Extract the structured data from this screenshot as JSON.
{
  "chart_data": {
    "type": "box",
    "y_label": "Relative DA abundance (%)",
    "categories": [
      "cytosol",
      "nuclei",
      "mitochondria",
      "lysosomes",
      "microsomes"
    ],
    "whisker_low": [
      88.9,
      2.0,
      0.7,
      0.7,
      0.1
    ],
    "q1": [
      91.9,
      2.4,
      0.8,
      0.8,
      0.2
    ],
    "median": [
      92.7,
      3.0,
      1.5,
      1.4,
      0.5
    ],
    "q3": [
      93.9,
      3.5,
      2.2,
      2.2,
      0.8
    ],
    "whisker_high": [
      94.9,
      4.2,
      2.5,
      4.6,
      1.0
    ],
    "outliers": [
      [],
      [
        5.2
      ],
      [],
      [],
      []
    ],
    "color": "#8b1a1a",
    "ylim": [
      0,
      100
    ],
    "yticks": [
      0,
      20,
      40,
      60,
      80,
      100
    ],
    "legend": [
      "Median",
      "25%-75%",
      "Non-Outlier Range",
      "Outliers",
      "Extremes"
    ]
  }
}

[Aim] Write an exact transcription of every entry above.

[Exercise output]
Extract the structured data from this screenshot as JSON.
{
  "chart_data": {
    "type": "box",
    "y_label": "Relative DA abundance (%)",
    "categories": [
      "cytosol",
      "nuclei",
      "mitochondria",
      "lysosomes",
      "microsomes"
    ],
    "whisker_low": [
      88.9,
      2.0,
      0.7,
      0.7,
      0.1
    ],
    "q1": [
      91.9,
      2.4,
      0.8,
      0.8,
      0.2
    ],
    "median": [
      92.7,
      3.0,
      1.5,
      1.4,
      0.5
    ],
    "q3": [
      93.9,
      3.5,
      2.2,
      2.2,
      0.8
    ],
    "whisker_high": [
      94.9,
      4.2,
      2.5,
      4.6,
      1.0
    ],
    "outliers": [
      [],
      [
        5.2
      ],
      [],
      [],
      []
    ],
    "color": "#8b1a1a",
    "ylim": [
      0,
      100
    ],
    "yticks": [
      0,
      20,
      40,
      60,
      80,
      100
    ],
    "legend": [
      "Median",
      "25%-75%",
      "Non-Outlier Range",
      "Outliers",
      "Extremes"
    ]
  }
}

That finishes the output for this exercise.